Collect each line holding the string "cartoon".

■ RECORDS PROVIDED:
:::::

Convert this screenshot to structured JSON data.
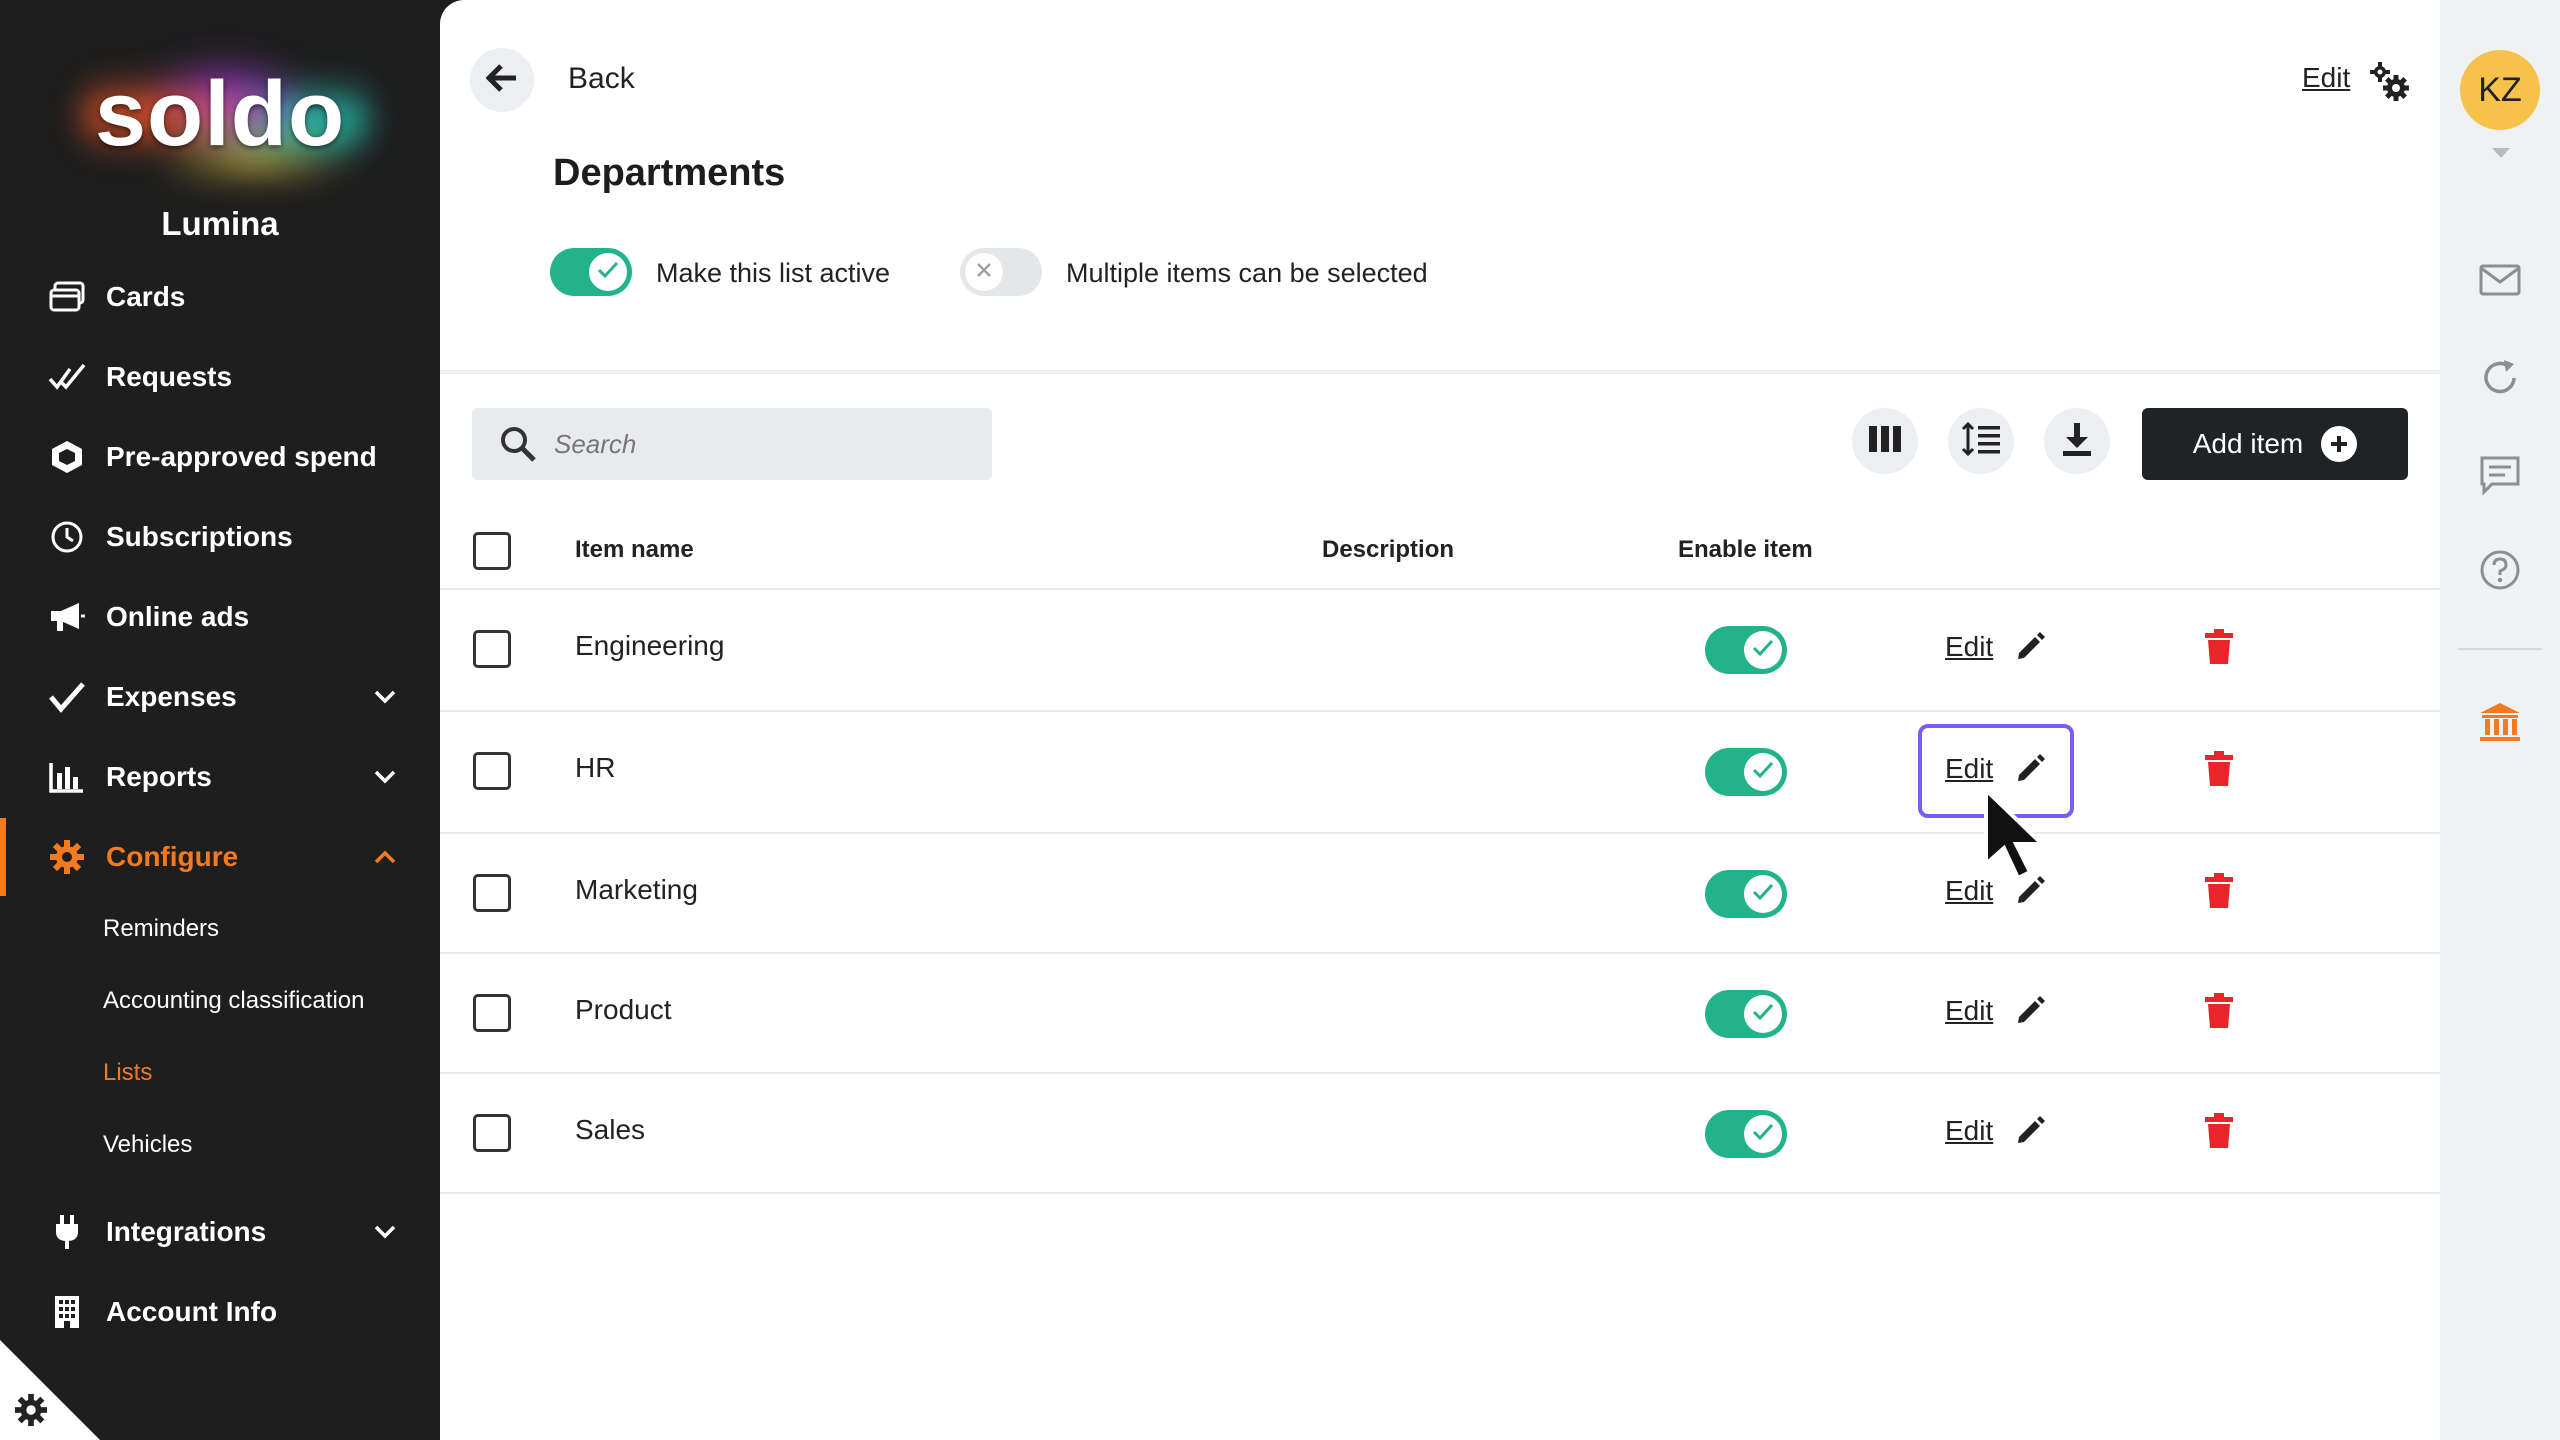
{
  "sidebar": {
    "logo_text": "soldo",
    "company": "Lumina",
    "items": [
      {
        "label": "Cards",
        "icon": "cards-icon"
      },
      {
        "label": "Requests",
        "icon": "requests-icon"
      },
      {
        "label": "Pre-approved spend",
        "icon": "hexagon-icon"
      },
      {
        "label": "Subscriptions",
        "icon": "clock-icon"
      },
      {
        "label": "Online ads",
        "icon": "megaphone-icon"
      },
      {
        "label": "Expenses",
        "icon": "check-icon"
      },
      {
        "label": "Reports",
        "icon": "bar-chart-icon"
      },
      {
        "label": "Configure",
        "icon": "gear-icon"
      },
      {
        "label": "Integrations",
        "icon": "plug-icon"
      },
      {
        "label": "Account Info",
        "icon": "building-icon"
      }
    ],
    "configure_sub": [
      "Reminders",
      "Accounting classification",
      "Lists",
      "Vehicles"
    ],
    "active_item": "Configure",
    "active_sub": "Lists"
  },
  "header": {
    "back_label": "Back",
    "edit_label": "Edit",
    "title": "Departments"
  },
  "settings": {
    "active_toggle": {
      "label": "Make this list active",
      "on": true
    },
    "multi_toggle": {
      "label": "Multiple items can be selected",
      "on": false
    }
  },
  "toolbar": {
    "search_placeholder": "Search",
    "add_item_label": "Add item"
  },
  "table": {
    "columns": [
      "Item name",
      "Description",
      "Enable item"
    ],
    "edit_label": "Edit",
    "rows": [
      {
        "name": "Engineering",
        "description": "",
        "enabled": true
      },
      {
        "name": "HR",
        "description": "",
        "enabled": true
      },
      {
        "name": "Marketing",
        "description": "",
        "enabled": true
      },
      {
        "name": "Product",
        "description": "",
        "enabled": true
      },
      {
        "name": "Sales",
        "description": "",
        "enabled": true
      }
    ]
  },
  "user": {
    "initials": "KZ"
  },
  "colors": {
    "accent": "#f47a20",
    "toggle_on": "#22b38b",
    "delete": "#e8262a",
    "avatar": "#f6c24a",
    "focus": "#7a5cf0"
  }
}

:::::

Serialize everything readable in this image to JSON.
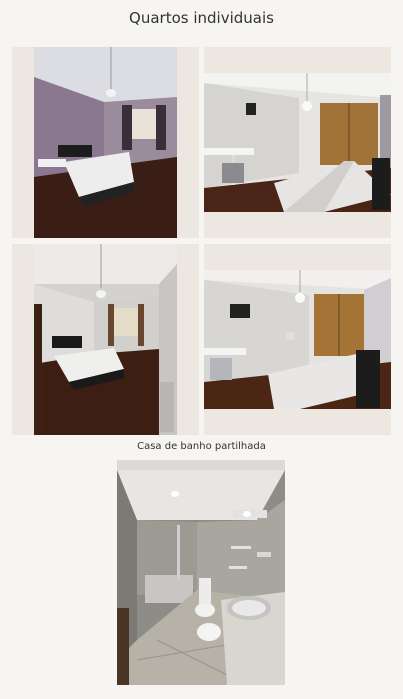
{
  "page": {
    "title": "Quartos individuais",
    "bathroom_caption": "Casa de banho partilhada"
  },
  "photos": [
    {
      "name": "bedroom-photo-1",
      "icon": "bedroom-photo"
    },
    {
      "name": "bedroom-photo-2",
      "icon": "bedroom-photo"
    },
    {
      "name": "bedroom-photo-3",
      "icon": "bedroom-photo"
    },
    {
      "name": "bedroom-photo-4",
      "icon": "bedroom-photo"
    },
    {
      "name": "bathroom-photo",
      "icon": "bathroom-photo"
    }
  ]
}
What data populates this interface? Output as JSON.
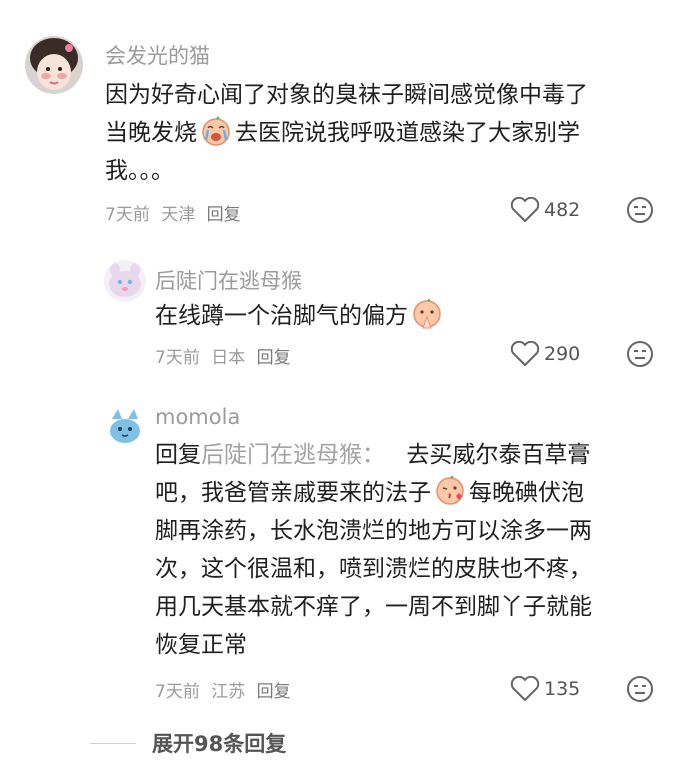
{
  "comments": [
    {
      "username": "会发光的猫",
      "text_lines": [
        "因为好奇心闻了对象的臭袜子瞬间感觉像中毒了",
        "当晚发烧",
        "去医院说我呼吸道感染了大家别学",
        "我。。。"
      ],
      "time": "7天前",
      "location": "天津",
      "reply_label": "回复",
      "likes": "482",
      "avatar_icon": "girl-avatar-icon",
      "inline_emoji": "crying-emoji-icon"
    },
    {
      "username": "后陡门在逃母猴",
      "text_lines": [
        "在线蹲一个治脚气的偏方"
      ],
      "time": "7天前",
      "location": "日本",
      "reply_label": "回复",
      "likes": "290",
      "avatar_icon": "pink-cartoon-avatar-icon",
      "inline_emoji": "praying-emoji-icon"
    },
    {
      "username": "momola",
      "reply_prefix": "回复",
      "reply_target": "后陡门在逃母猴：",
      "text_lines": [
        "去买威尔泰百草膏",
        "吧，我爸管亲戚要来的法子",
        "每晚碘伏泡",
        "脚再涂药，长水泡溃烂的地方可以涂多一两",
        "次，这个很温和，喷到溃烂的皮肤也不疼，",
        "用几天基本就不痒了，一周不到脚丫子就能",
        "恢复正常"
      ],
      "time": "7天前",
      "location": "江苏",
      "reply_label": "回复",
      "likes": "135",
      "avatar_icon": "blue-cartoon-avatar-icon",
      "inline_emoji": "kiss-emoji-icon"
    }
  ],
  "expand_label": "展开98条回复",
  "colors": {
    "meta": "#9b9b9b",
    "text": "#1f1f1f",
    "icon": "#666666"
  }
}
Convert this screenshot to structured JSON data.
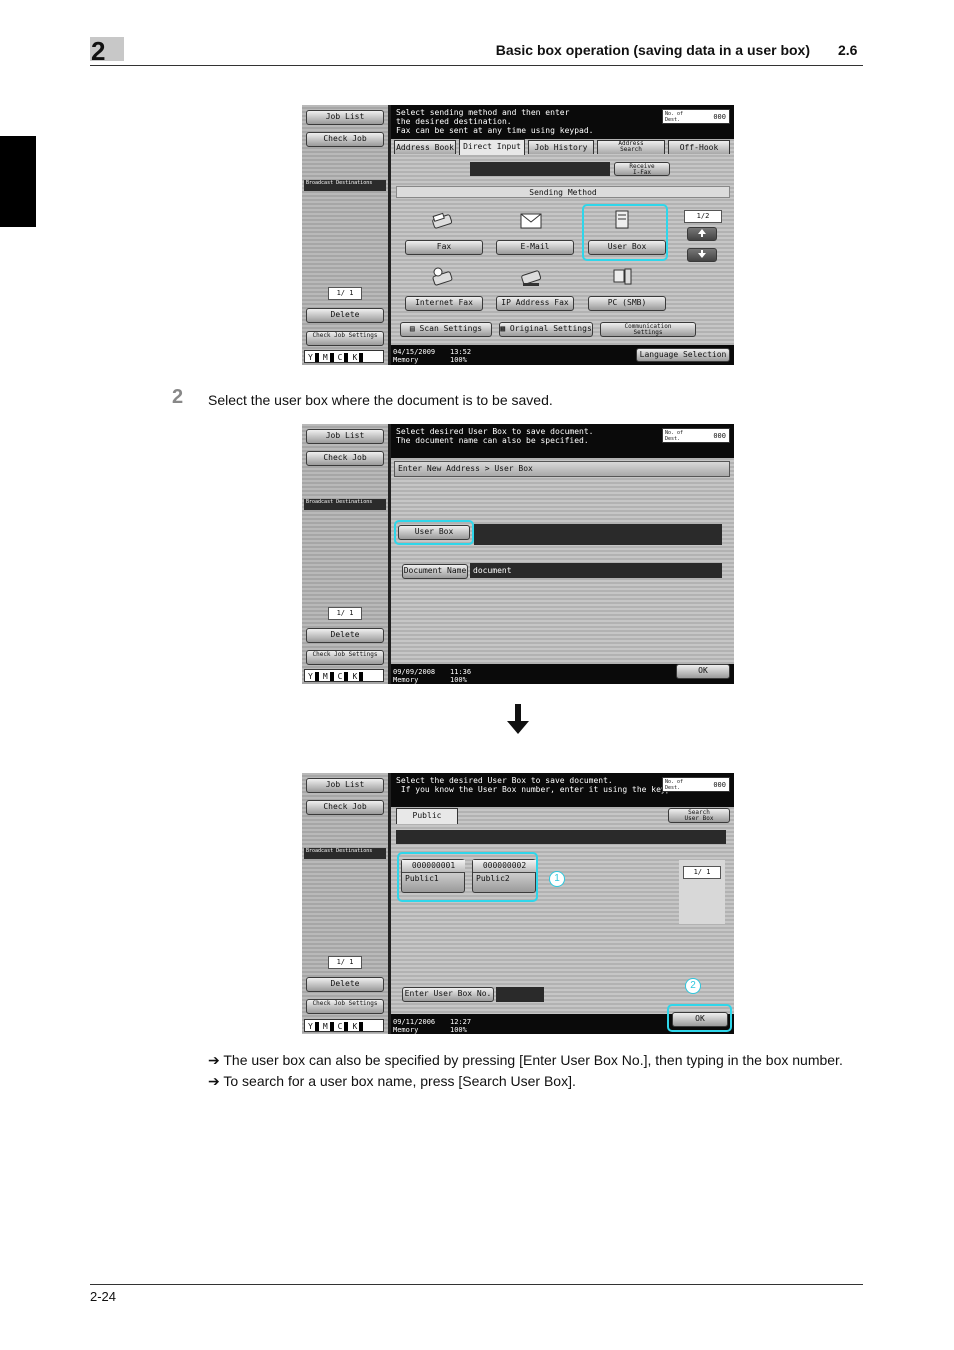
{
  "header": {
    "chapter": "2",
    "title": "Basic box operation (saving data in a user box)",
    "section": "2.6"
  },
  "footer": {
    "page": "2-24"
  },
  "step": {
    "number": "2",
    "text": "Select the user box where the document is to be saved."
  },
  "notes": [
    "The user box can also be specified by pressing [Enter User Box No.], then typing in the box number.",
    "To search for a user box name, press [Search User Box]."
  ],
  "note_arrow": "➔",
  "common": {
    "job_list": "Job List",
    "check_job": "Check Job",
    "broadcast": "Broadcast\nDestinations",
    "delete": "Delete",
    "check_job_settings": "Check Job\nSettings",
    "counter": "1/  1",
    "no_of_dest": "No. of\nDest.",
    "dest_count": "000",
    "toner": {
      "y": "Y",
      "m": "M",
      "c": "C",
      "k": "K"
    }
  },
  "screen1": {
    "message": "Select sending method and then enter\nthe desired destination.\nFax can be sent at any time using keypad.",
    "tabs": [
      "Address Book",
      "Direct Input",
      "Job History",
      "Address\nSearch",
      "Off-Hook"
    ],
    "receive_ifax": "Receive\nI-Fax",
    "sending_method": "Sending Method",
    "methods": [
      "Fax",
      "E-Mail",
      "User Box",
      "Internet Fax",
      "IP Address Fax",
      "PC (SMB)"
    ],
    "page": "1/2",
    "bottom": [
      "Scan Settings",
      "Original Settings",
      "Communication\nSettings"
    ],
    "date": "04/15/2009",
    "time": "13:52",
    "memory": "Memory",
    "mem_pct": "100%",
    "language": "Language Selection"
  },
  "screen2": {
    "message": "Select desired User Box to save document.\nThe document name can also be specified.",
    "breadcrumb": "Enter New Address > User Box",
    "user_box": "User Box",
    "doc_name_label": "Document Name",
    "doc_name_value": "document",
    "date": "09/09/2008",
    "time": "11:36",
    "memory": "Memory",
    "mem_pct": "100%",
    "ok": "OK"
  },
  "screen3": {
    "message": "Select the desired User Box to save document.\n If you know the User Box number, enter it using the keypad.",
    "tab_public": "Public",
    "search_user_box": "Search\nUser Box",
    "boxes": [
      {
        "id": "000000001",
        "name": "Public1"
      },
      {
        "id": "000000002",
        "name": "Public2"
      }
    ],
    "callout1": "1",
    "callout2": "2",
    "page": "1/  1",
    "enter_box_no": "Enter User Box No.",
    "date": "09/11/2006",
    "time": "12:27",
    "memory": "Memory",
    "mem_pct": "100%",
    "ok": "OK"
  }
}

:::::

■ TASK RESULT:
      "avatar_icon": "pink-cartoon-avatar-icon",
      "avatar_icon": "blue-cartoon-avatar-icon",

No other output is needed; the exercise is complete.